## [Exercise details]
Repeat, exactly and completely, the material that follows. Omit the pictures.

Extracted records
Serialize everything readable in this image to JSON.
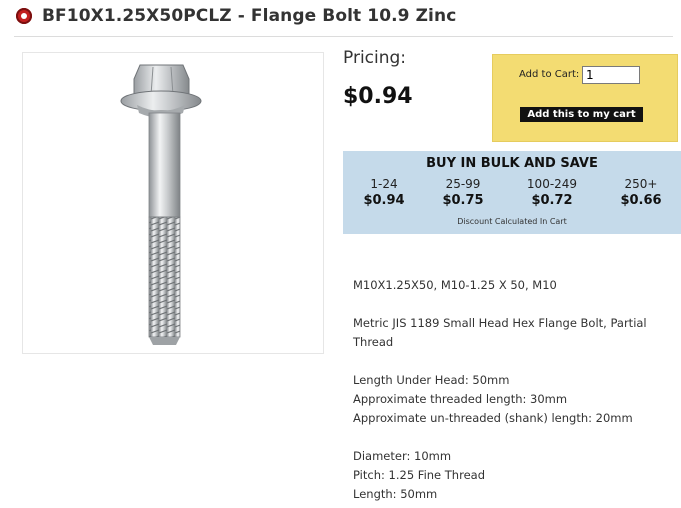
{
  "header": {
    "title": "BF10X1.25X50PCLZ - Flange Bolt 10.9 Zinc",
    "bullet_icon": "red-circle-bullet-icon"
  },
  "product_image": {
    "alt": "Flange bolt photo"
  },
  "pricing": {
    "label": "Pricing:",
    "price": "$0.94"
  },
  "cart": {
    "add_label": "Add to Cart:",
    "quantity": "1",
    "button_label": "Add this to my cart"
  },
  "bulk": {
    "heading": "BUY IN BULK AND SAVE",
    "tiers": [
      {
        "qty": "1-24",
        "price": "$0.94"
      },
      {
        "qty": "25-99",
        "price": "$0.75"
      },
      {
        "qty": "100-249",
        "price": "$0.72"
      },
      {
        "qty": "250+",
        "price": "$0.66"
      }
    ],
    "note": "Discount Calculated In Cart"
  },
  "description": {
    "sizes": "M10X1.25X50, M10-1.25 X 50, M10",
    "summary_line1": "Metric JIS 1189 Small Head Hex Flange Bolt, Partial",
    "summary_line2": "Thread",
    "length_under_head": "Length Under Head: 50mm",
    "threaded_length": "Approximate threaded length: 30mm",
    "unthreaded_length": "Approximate un-threaded (shank) length: 20mm",
    "diameter": "Diameter: 10mm",
    "pitch": "Pitch: 1.25 Fine Thread",
    "length": "Length: 50mm"
  },
  "colors": {
    "cart_box": "#f3dc72",
    "bulk_box": "#c5daea",
    "bullet": "#c21f1f"
  }
}
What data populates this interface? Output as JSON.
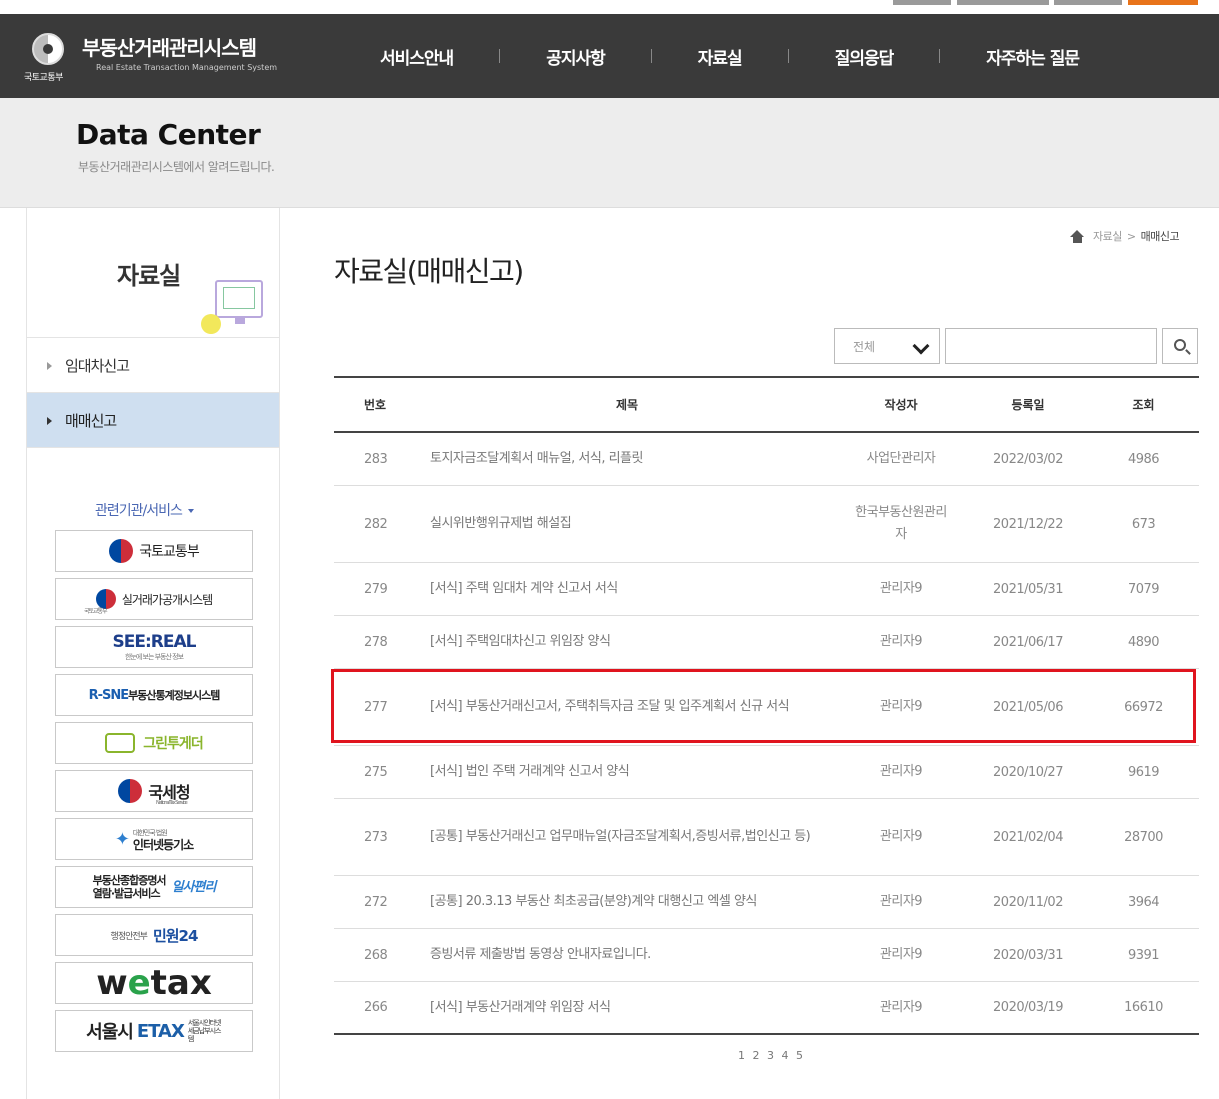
{
  "header": {
    "logo_title": "부동산거래관리시스템",
    "logo_sub": "Real Estate Transaction Management System",
    "ministry": "국토교통부",
    "nav": [
      "서비스안내",
      "공지사항",
      "자료실",
      "질의응답",
      "자주하는 질문"
    ]
  },
  "subvisual": {
    "title": "Data Center",
    "desc": "부동산거래관리시스템에서 알려드립니다."
  },
  "sidebar": {
    "title": "자료실",
    "items": [
      {
        "label": "임대차신고",
        "active": false
      },
      {
        "label": "매매신고",
        "active": true
      }
    ],
    "related_title": "관련기관/서비스",
    "banners": {
      "molit": "국토교통부",
      "rtms": "실거래가공개시스템",
      "rtms_tag": "국토교통부",
      "seereal": "SEE:REAL",
      "seereal_sub": "한눈에 보는 부동산 정보",
      "rsne_prefix": "R-SNE",
      "rsne_text": "부동산통계정보시스템",
      "green": "그린투게더",
      "nts": "국세청",
      "nts_sub": "National Tax Service",
      "iros": "인터넷등기소",
      "iros_tag": "대한민국 법원",
      "ilsa_line1": "부동산종합증명서",
      "ilsa_line2": "열람·발급서비스",
      "ilsa_brand": "일사편리",
      "minwon_tag": "행정안전부",
      "minwon": "민원24",
      "wetax_a": "w",
      "wetax_b": "e",
      "wetax_c": "tax",
      "etax_city": "서울시",
      "etax_brand": "ETAX",
      "etax_tag": "서울시인터넷세금납부시스템"
    }
  },
  "breadcrumb": {
    "parent": "자료실",
    "sep": ">",
    "current": "매매신고"
  },
  "page_title": "자료실(매매신고)",
  "search": {
    "select_value": "전체",
    "input_value": ""
  },
  "board": {
    "headers": {
      "no": "번호",
      "title": "제목",
      "writer": "작성자",
      "date": "등록일",
      "views": "조회"
    },
    "rows": [
      {
        "no": "283",
        "title": "토지자금조달계획서 매뉴얼, 서식, 리플릿",
        "writer": "사업단관리자",
        "date": "2022/03/02",
        "views": "4986"
      },
      {
        "no": "282",
        "title": "실시위반행위규제법 해설집",
        "writer": "한국부동산원관리자",
        "date": "2021/12/22",
        "views": "673"
      },
      {
        "no": "279",
        "title": "[서식] 주택 임대차 계약 신고서 서식",
        "writer": "관리자9",
        "date": "2021/05/31",
        "views": "7079"
      },
      {
        "no": "278",
        "title": "[서식] 주택임대차신고 위임장 양식",
        "writer": "관리자9",
        "date": "2021/06/17",
        "views": "4890"
      },
      {
        "no": "277",
        "title": "[서식] 부동산거래신고서, 주택취득자금 조달 및 입주계획서 신규 서식",
        "writer": "관리자9",
        "date": "2021/05/06",
        "views": "66972"
      },
      {
        "no": "275",
        "title": "[서식] 법인 주택 거래계약 신고서 양식",
        "writer": "관리자9",
        "date": "2020/10/27",
        "views": "9619"
      },
      {
        "no": "273",
        "title": "[공통] 부동산거래신고 업무매뉴얼(자금조달계획서,증빙서류,법인신고 등)",
        "writer": "관리자9",
        "date": "2021/02/04",
        "views": "28700"
      },
      {
        "no": "272",
        "title": "[공통] 20.3.13 부동산 최초공급(분양)계약 대행신고 엑셀 양식",
        "writer": "관리자9",
        "date": "2020/11/02",
        "views": "3964"
      },
      {
        "no": "268",
        "title": "증빙서류 제출방법 동영상 안내자료입니다.",
        "writer": "관리자9",
        "date": "2020/03/31",
        "views": "9391"
      },
      {
        "no": "266",
        "title": "[서식] 부동산거래계약 위임장 서식",
        "writer": "관리자9",
        "date": "2020/03/19",
        "views": "16610"
      }
    ]
  },
  "paging": [
    "1",
    "2",
    "3",
    "4",
    "5"
  ],
  "colors": {
    "header_bg": "#3a3a3a",
    "active_menu": "#cfdff0",
    "highlight": "#e0141e",
    "related_blue": "#4a67b3"
  }
}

## [Reply]
Serialize everything readable in this image to JSON.
{
  "header": {
    "title": "BF10X1.25X50PCLZ - Flange Bolt 10.9 Zinc",
    "bullet_icon": "red-circle-bullet-icon"
  },
  "product_image": {
    "alt": "Flange bolt photo"
  },
  "pricing": {
    "label": "Pricing:",
    "price": "$0.94"
  },
  "cart": {
    "add_label": "Add to Cart:",
    "quantity": "1",
    "button_label": "Add this to my cart"
  },
  "bulk": {
    "heading": "BUY IN BULK AND SAVE",
    "tiers": [
      {
        "qty": "1-24",
        "price": "$0.94"
      },
      {
        "qty": "25-99",
        "price": "$0.75"
      },
      {
        "qty": "100-249",
        "price": "$0.72"
      },
      {
        "qty": "250+",
        "price": "$0.66"
      }
    ],
    "note": "Discount Calculated In Cart"
  },
  "description": {
    "sizes": "M10X1.25X50, M10-1.25 X 50, M10",
    "summary_line1": "Metric JIS 1189 Small Head Hex Flange Bolt, Partial",
    "summary_line2": "Thread",
    "length_under_head": "Length Under Head: 50mm",
    "threaded_length": "Approximate threaded length: 30mm",
    "unthreaded_length": "Approximate un-threaded (shank) length: 20mm",
    "diameter": "Diameter: 10mm",
    "pitch": "Pitch: 1.25 Fine Thread",
    "length": "Length: 50mm"
  },
  "colors": {
    "cart_box": "#f3dc72",
    "bulk_box": "#c5daea",
    "bullet": "#c21f1f"
  }
}
What data populates this interface? Output as JSON.
{
  "header": {
    "logo_title": "부동산거래관리시스템",
    "logo_sub": "Real Estate Transaction Management System",
    "ministry": "국토교통부",
    "nav": [
      "서비스안내",
      "공지사항",
      "자료실",
      "질의응답",
      "자주하는 질문"
    ]
  },
  "subvisual": {
    "title": "Data Center",
    "desc": "부동산거래관리시스템에서 알려드립니다."
  },
  "sidebar": {
    "title": "자료실",
    "items": [
      {
        "label": "임대차신고",
        "active": false
      },
      {
        "label": "매매신고",
        "active": true
      }
    ],
    "related_title": "관련기관/서비스",
    "banners": {
      "molit": "국토교통부",
      "rtms": "실거래가공개시스템",
      "rtms_tag": "국토교통부",
      "seereal": "SEE:REAL",
      "seereal_sub": "한눈에 보는 부동산 정보",
      "rsne_prefix": "R-SNE",
      "rsne_text": "부동산통계정보시스템",
      "green": "그린투게더",
      "nts": "국세청",
      "nts_sub": "National Tax Service",
      "iros": "인터넷등기소",
      "iros_tag": "대한민국 법원",
      "ilsa_line1": "부동산종합증명서",
      "ilsa_line2": "열람·발급서비스",
      "ilsa_brand": "일사편리",
      "minwon_tag": "행정안전부",
      "minwon": "민원24",
      "wetax_a": "w",
      "wetax_b": "e",
      "wetax_c": "tax",
      "etax_city": "서울시",
      "etax_brand": "ETAX",
      "etax_tag": "서울시인터넷세금납부시스템"
    }
  },
  "breadcrumb": {
    "parent": "자료실",
    "sep": ">",
    "current": "매매신고"
  },
  "page_title": "자료실(매매신고)",
  "search": {
    "select_value": "전체",
    "input_value": ""
  },
  "board": {
    "headers": {
      "no": "번호",
      "title": "제목",
      "writer": "작성자",
      "date": "등록일",
      "views": "조회"
    },
    "rows": [
      {
        "no": "283",
        "title": "토지자금조달계획서 매뉴얼, 서식, 리플릿",
        "writer": "사업단관리자",
        "date": "2022/03/02",
        "views": "4986"
      },
      {
        "no": "282",
        "title": "실시위반행위규제법 해설집",
        "writer": "한국부동산원관리자",
        "date": "2021/12/22",
        "views": "673"
      },
      {
        "no": "279",
        "title": "[서식] 주택 임대차 계약 신고서 서식",
        "writer": "관리자9",
        "date": "2021/05/31",
        "views": "7079"
      },
      {
        "no": "278",
        "title": "[서식] 주택임대차신고 위임장 양식",
        "writer": "관리자9",
        "date": "2021/06/17",
        "views": "4890"
      },
      {
        "no": "277",
        "title": "[서식] 부동산거래신고서, 주택취득자금 조달 및 입주계획서 신규 서식",
        "writer": "관리자9",
        "date": "2021/05/06",
        "views": "66972"
      },
      {
        "no": "275",
        "title": "[서식] 법인 주택 거래계약 신고서 양식",
        "writer": "관리자9",
        "date": "2020/10/27",
        "views": "9619"
      },
      {
        "no": "273",
        "title": "[공통] 부동산거래신고 업무매뉴얼(자금조달계획서,증빙서류,법인신고 등)",
        "writer": "관리자9",
        "date": "2021/02/04",
        "views": "28700"
      },
      {
        "no": "272",
        "title": "[공통] 20.3.13 부동산 최초공급(분양)계약 대행신고 엑셀 양식",
        "writer": "관리자9",
        "date": "2020/11/02",
        "views": "3964"
      },
      {
        "no": "268",
        "title": "증빙서류 제출방법 동영상 안내자료입니다.",
        "writer": "관리자9",
        "date": "2020/03/31",
        "views": "9391"
      },
      {
        "no": "266",
        "title": "[서식] 부동산거래계약 위임장 서식",
        "writer": "관리자9",
        "date": "2020/03/19",
        "views": "16610"
      }
    ]
  },
  "paging": [
    "1",
    "2",
    "3",
    "4",
    "5"
  ],
  "colors": {
    "header_bg": "#3a3a3a",
    "active_menu": "#cfdff0",
    "highlight": "#e0141e",
    "related_blue": "#4a67b3"
  }
}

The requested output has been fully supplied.